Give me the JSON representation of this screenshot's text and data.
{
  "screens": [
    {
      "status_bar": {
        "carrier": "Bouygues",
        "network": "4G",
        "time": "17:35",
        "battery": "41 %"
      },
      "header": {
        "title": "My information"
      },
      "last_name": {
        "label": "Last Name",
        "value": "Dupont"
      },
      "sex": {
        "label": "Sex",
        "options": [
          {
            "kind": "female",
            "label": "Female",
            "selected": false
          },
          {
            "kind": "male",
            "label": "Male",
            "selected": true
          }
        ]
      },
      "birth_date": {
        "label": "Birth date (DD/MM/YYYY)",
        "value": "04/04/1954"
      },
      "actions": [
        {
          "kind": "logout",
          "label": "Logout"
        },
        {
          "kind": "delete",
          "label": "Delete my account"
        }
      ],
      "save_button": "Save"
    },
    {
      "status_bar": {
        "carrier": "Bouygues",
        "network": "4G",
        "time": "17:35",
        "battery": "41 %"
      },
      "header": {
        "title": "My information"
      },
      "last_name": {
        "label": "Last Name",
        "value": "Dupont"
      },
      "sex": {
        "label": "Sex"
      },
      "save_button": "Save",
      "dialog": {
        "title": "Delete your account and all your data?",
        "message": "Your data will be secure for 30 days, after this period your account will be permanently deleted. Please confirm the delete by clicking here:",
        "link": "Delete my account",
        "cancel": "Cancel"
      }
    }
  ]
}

☆ ☆ ☆ ☆ ☆ ☆ ☆

» **Exercise task**
From the preceding material, extract every line exactly.

» **Written response**
Give me the JSON representation of this screenshot's text and data.
{
  "screens": [
    {
      "status_bar": {
        "carrier": "Bouygues",
        "network": "4G",
        "time": "17:35",
        "battery": "41 %"
      },
      "header": {
        "title": "My information"
      },
      "last_name": {
        "label": "Last Name",
        "value": "Dupont"
      },
      "sex": {
        "label": "Sex",
        "options": [
          {
            "kind": "female",
            "label": "Female",
            "selected": false
          },
          {
            "kind": "male",
            "label": "Male",
            "selected": true
          }
        ]
      },
      "birth_date": {
        "label": "Birth date (DD/MM/YYYY)",
        "value": "04/04/1954"
      },
      "actions": [
        {
          "kind": "logout",
          "label": "Logout"
        },
        {
          "kind": "delete",
          "label": "Delete my account"
        }
      ],
      "save_button": "Save"
    },
    {
      "status_bar": {
        "carrier": "Bouygues",
        "network": "4G",
        "time": "17:35",
        "battery": "41 %"
      },
      "header": {
        "title": "My information"
      },
      "last_name": {
        "label": "Last Name",
        "value": "Dupont"
      },
      "sex": {
        "label": "Sex"
      },
      "save_button": "Save",
      "dialog": {
        "title": "Delete your account and all your data?",
        "message": "Your data will be secure for 30 days, after this period your account will be permanently deleted. Please confirm the delete by clicking here:",
        "link": "Delete my account",
        "cancel": "Cancel"
      }
    }
  ]
}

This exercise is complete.